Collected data
= = = = = = =
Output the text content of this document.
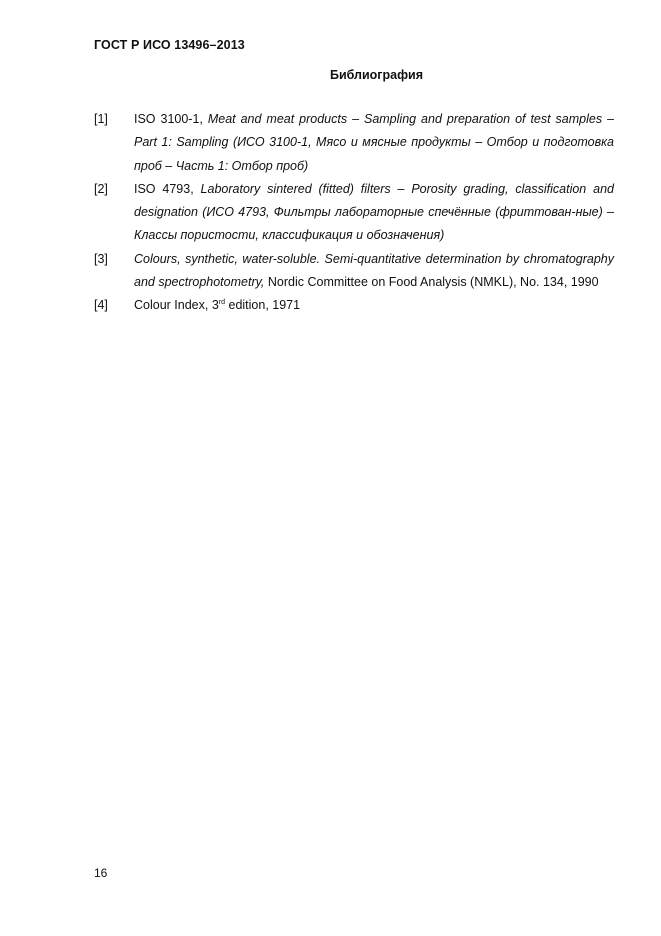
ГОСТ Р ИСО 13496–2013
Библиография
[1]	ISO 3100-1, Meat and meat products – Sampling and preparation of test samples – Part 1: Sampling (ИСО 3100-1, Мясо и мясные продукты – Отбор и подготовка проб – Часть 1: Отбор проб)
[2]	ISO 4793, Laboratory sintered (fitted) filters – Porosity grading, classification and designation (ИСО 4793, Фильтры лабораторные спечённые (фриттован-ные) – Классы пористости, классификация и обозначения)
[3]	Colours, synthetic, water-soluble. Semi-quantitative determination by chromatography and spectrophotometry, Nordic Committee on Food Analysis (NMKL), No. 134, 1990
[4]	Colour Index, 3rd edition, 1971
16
= = = = = = =
▸ **TASK STATEMENT**
Pictures stay out; reproduce every line of the records exactly.

▸ **THE ANSWER**
Output the text content of this document.
ГОСТ Р ИСО 13496–2013
Библиография
[1]	ISO 3100-1, Meat and meat products – Sampling and preparation of test samples – Part 1: Sampling (ИСО 3100-1, Мясо и мясные продукты – Отбор и подготовка проб – Часть 1: Отбор проб)
[2]	ISO 4793, Laboratory sintered (fitted) filters – Porosity grading, classification and designation (ИСО 4793, Фильтры лабораторные спечённые (фриттован-ные) – Классы пористости, классификация и обозначения)
[3]	Colours, synthetic, water-soluble. Semi-quantitative determination by chromatography and spectrophotometry, Nordic Committee on Food Analysis (NMKL), No. 134, 1990
[4]	Colour Index, 3rd edition, 1971
16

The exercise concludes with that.